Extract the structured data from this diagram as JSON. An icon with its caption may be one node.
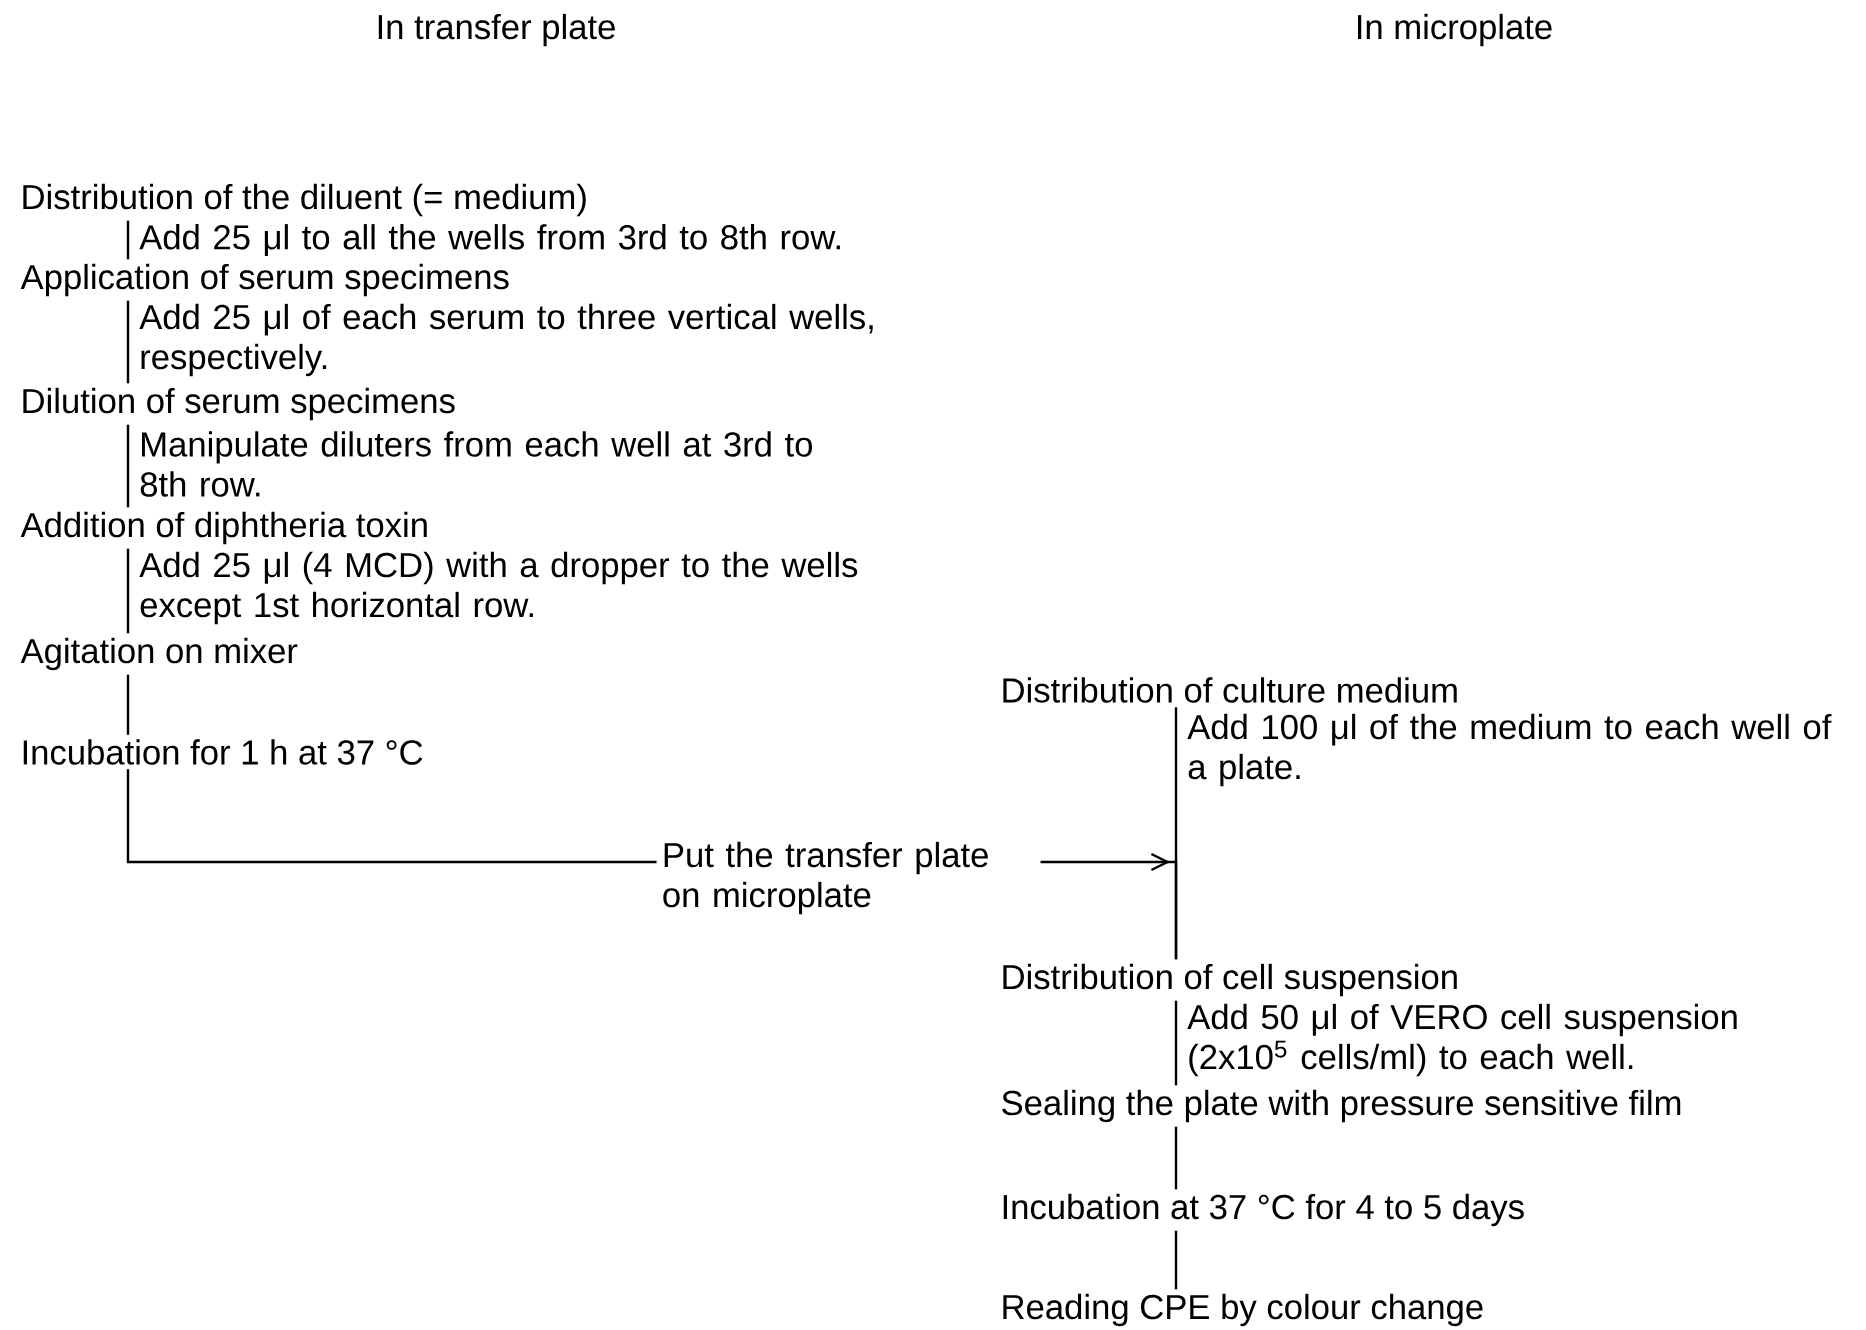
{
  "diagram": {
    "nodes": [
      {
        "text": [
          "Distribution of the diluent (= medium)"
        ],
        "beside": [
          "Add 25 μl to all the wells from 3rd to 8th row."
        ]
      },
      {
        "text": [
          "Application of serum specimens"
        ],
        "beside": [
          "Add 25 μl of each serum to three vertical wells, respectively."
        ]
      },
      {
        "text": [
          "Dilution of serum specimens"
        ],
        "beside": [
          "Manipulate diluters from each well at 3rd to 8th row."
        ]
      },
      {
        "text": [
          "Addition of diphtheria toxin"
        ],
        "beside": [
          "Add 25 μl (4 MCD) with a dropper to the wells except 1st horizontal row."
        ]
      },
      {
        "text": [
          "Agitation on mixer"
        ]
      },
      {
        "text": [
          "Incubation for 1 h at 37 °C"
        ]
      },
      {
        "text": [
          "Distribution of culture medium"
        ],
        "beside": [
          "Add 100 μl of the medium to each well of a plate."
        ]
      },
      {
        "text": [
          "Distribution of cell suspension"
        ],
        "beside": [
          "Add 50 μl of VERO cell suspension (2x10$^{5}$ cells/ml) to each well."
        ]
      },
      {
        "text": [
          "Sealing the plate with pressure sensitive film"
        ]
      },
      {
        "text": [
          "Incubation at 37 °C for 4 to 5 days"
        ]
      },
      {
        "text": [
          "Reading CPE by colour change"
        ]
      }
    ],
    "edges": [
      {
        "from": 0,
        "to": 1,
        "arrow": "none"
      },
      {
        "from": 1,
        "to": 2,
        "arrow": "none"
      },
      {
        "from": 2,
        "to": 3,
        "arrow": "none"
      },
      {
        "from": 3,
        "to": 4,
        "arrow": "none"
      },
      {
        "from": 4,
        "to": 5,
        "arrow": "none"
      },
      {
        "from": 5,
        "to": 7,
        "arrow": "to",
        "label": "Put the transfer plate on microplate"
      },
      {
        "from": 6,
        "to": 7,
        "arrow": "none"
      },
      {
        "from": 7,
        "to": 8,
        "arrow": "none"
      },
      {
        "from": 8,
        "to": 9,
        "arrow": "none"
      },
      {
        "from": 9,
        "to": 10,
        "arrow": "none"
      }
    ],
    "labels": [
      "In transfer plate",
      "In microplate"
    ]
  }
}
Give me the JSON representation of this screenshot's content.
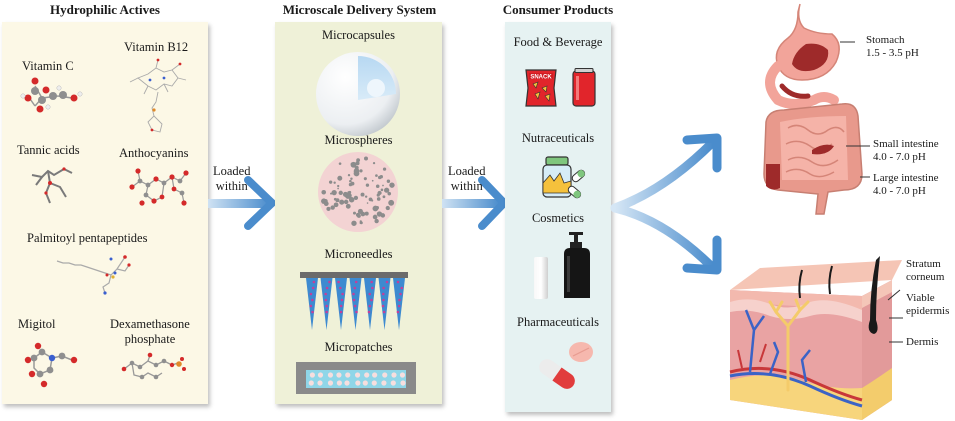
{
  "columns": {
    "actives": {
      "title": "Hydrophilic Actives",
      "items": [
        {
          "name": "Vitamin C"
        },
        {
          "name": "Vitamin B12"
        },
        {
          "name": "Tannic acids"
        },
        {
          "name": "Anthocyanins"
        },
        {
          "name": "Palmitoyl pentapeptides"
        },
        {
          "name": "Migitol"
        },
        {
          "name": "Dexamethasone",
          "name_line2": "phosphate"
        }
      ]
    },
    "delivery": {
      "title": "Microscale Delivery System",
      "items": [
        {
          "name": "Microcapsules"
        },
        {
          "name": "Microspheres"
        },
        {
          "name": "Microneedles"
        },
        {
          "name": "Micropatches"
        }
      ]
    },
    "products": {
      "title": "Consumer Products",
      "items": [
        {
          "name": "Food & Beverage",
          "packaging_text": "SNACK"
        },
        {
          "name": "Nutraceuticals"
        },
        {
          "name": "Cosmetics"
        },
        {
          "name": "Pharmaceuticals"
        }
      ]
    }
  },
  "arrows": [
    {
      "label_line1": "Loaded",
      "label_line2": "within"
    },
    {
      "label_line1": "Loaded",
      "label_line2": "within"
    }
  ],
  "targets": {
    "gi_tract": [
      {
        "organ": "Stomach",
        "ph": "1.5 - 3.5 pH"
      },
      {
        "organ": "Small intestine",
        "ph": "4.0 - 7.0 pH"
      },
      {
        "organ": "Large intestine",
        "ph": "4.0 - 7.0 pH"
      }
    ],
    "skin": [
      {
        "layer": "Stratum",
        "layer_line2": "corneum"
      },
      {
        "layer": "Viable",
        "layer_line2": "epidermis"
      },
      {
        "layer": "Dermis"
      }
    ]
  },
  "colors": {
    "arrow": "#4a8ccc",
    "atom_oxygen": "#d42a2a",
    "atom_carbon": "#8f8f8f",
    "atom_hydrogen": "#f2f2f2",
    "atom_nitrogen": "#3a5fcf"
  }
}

*Task item:*
Restate every line above exactly, omitting images.

*Solution:*
Extract the structured data from this diagram as JSON. An icon with its caption may be one node.
{
  "diagram": {
    "nodes": [
      {
        "text": [
          "Distribution of the diluent (= medium)"
        ],
        "beside": [
          "Add 25 μl to all the wells from 3rd to 8th row."
        ]
      },
      {
        "text": [
          "Application of serum specimens"
        ],
        "beside": [
          "Add 25 μl of each serum to three vertical wells, respectively."
        ]
      },
      {
        "text": [
          "Dilution of serum specimens"
        ],
        "beside": [
          "Manipulate diluters from each well at 3rd to 8th row."
        ]
      },
      {
        "text": [
          "Addition of diphtheria toxin"
        ],
        "beside": [
          "Add 25 μl (4 MCD) with a dropper to the wells except 1st horizontal row."
        ]
      },
      {
        "text": [
          "Agitation on mixer"
        ]
      },
      {
        "text": [
          "Incubation for 1 h at 37 °C"
        ]
      },
      {
        "text": [
          "Distribution of culture medium"
        ],
        "beside": [
          "Add 100 μl of the medium to each well of a plate."
        ]
      },
      {
        "text": [
          "Distribution of cell suspension"
        ],
        "beside": [
          "Add 50 μl of VERO cell suspension (2x10$^{5}$ cells/ml) to each well."
        ]
      },
      {
        "text": [
          "Sealing the plate with pressure sensitive film"
        ]
      },
      {
        "text": [
          "Incubation at 37 °C for 4 to 5 days"
        ]
      },
      {
        "text": [
          "Reading CPE by colour change"
        ]
      }
    ],
    "edges": [
      {
        "from": 0,
        "to": 1,
        "arrow": "none"
      },
      {
        "from": 1,
        "to": 2,
        "arrow": "none"
      },
      {
        "from": 2,
        "to": 3,
        "arrow": "none"
      },
      {
        "from": 3,
        "to": 4,
        "arrow": "none"
      },
      {
        "from": 4,
        "to": 5,
        "arrow": "none"
      },
      {
        "from": 5,
        "to": 7,
        "arrow": "to",
        "label": "Put the transfer plate on microplate"
      },
      {
        "from": 6,
        "to": 7,
        "arrow": "none"
      },
      {
        "from": 7,
        "to": 8,
        "arrow": "none"
      },
      {
        "from": 8,
        "to": 9,
        "arrow": "none"
      },
      {
        "from": 9,
        "to": 10,
        "arrow": "none"
      }
    ],
    "labels": [
      "In transfer plate",
      "In microplate"
    ]
  }
}
Give me the JSON representation of this screenshot's content.
{
  "columns": {
    "actives": {
      "title": "Hydrophilic Actives",
      "items": [
        {
          "name": "Vitamin C"
        },
        {
          "name": "Vitamin B12"
        },
        {
          "name": "Tannic acids"
        },
        {
          "name": "Anthocyanins"
        },
        {
          "name": "Palmitoyl pentapeptides"
        },
        {
          "name": "Migitol"
        },
        {
          "name": "Dexamethasone",
          "name_line2": "phosphate"
        }
      ]
    },
    "delivery": {
      "title": "Microscale Delivery System",
      "items": [
        {
          "name": "Microcapsules"
        },
        {
          "name": "Microspheres"
        },
        {
          "name": "Microneedles"
        },
        {
          "name": "Micropatches"
        }
      ]
    },
    "products": {
      "title": "Consumer Products",
      "items": [
        {
          "name": "Food & Beverage",
          "packaging_text": "SNACK"
        },
        {
          "name": "Nutraceuticals"
        },
        {
          "name": "Cosmetics"
        },
        {
          "name": "Pharmaceuticals"
        }
      ]
    }
  },
  "arrows": [
    {
      "label_line1": "Loaded",
      "label_line2": "within"
    },
    {
      "label_line1": "Loaded",
      "label_line2": "within"
    }
  ],
  "targets": {
    "gi_tract": [
      {
        "organ": "Stomach",
        "ph": "1.5 - 3.5 pH"
      },
      {
        "organ": "Small intestine",
        "ph": "4.0 - 7.0 pH"
      },
      {
        "organ": "Large intestine",
        "ph": "4.0 - 7.0 pH"
      }
    ],
    "skin": [
      {
        "layer": "Stratum",
        "layer_line2": "corneum"
      },
      {
        "layer": "Viable",
        "layer_line2": "epidermis"
      },
      {
        "layer": "Dermis"
      }
    ]
  },
  "colors": {
    "arrow": "#4a8ccc",
    "atom_oxygen": "#d42a2a",
    "atom_carbon": "#8f8f8f",
    "atom_hydrogen": "#f2f2f2",
    "atom_nitrogen": "#3a5fcf"
  }
}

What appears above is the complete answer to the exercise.